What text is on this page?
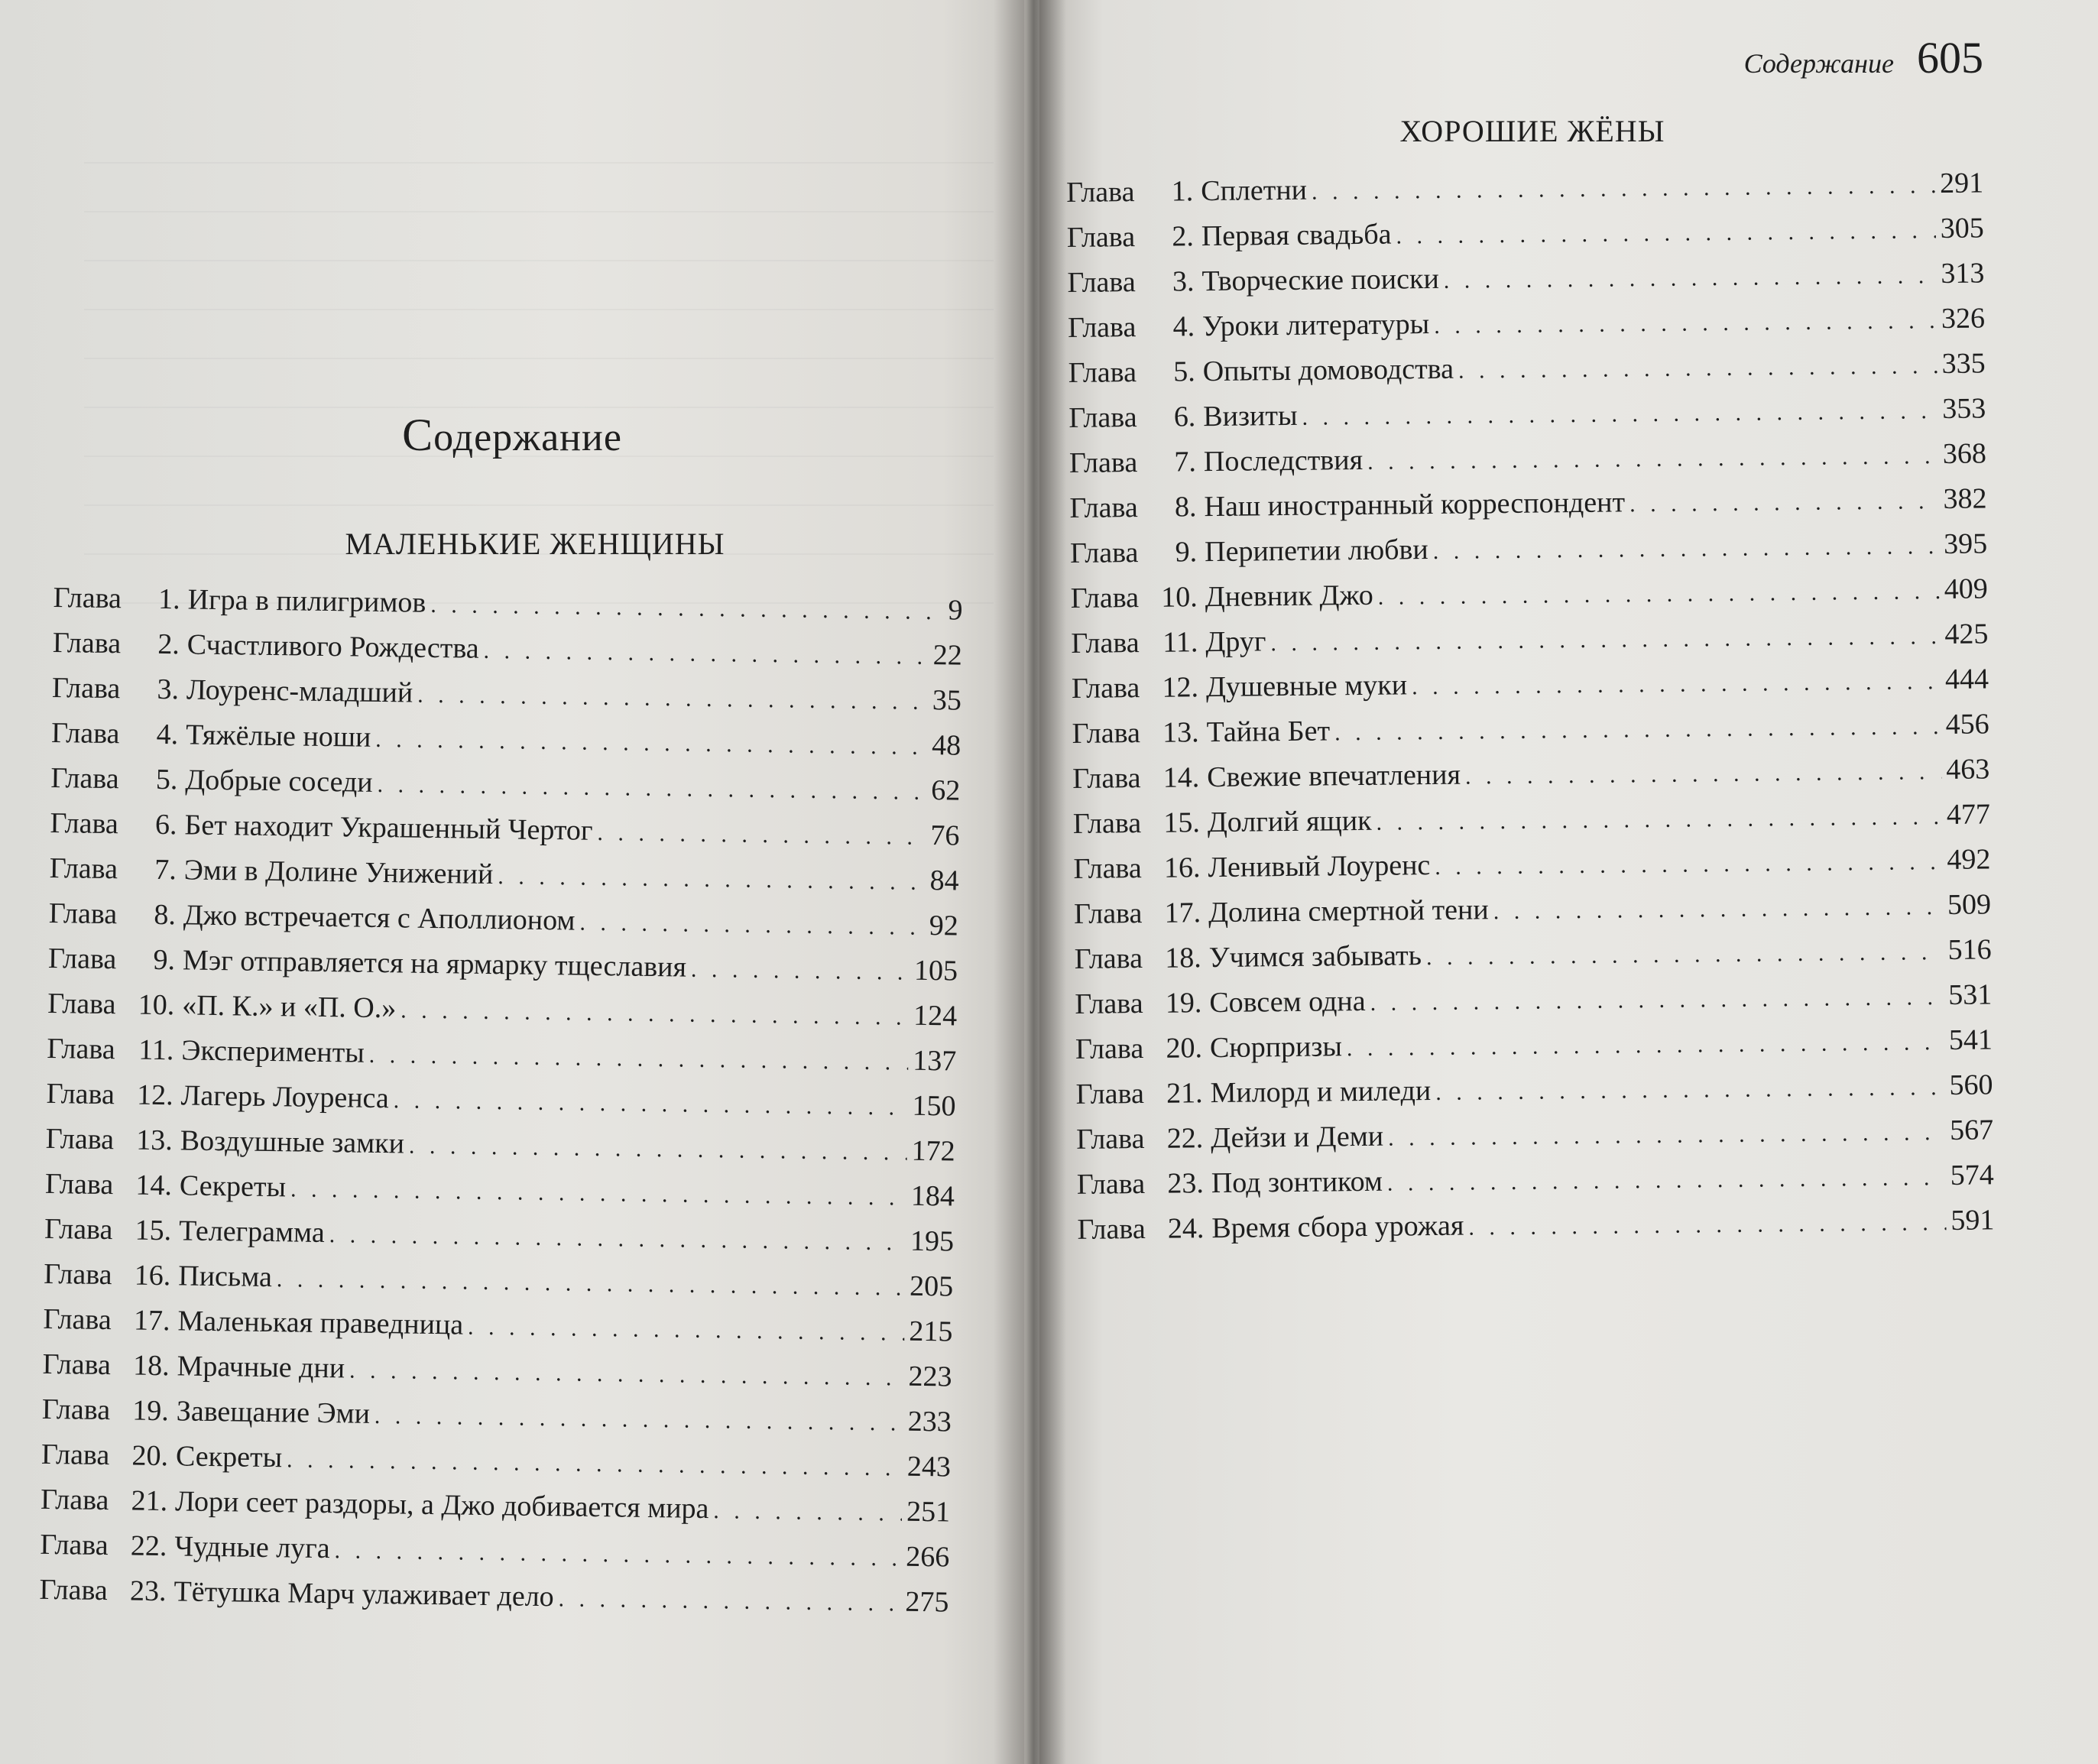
Содержание
МАЛЕНЬКИЕ ЖЕНЩИНЫ
Глава	1. Игра в пилигримов . . .	9
Глава	2. Счастливого Рождества . . .	22
Глава	3. Лоуренс-младший . . .	35
Глава	4. Тяжёлые ноши . . .	48
Глава	5. Добрые соседи . . .	62
Глава	6. Бет находит Украшенный Чертог . . .	76
Глава	7. Эми в Долине Унижений . . .	84
Глава	8. Джо встречается с Аполлионом . . .	92
Глава	9. Мэг отправляется на ярмарку тщеславия . . .	105
Глава 10. «П. К.» и «П. О.» . . .	124
Глава 11. Эксперименты . . .	137
Глава 12. Лагерь Лоуренса . . .	150
Глава 13. Воздушные замки . . .	172
Глава 14. Секреты . . .	184
Глава 15. Телеграмма . . .	195
Глава 16. Письма . . .	205
Глава 17. Маленькая праведница . . .	215
Глава 18. Мрачные дни . . .	223
Глава 19. Завещание Эми . . .	233
Глава 20. Секреты . . .	243
Глава 21. Лори сеет раздоры, а Джо добивается мира . . .	251
Глава 22. Чудные луга . . .	266
Глава 23. Тётушка Марч улаживает дело . . .	275
Содержание 605
ХОРОШИЕ ЖЁНЫ
Глава	1. Сплетни . . .	291
Глава	2. Первая свадьба . . .	305
Глава	3. Творческие поиски . . .	313
Глава	4. Уроки литературы . . .	326
Глава	5. Опыты домоводства . . .	335
Глава	6. Визиты . . .	353
Глава	7. Последствия . . .	368
Глава	8. Наш иностранный корреспондент . . .	382
Глава	9. Перипетии любви . . .	395
Глава 10. Дневник Джо . . .	409
Глава 11. Друг . . .	425
Глава 12. Душевные муки . . .	444
Глава 13. Тайна Бет . . .	456
Глава 14. Свежие впечатления . . .	463
Глава 15. Долгий ящик . . .	477
Глава 16. Ленивый Лоуренс . . .	492
Глава 17. Долина смертной тени . . .	509
Глава 18. Учимся забывать . . .	516
Глава 19. Совсем одна . . .	531
Глава 20. Сюрпризы . . .	541
Глава 21. Милорд и миледи . . .	560
Глава 22. Дейзи и Деми . . .	567
Глава 23. Под зонтиком . . .	574
Глава 24. Время сбора урожая . . .	591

## The problem
Keep only the lines that hold the string "Секреты", and copy them out.

## Task output
Глава 14. Секреты . . .	184
Глава 20. Секреты . . .	243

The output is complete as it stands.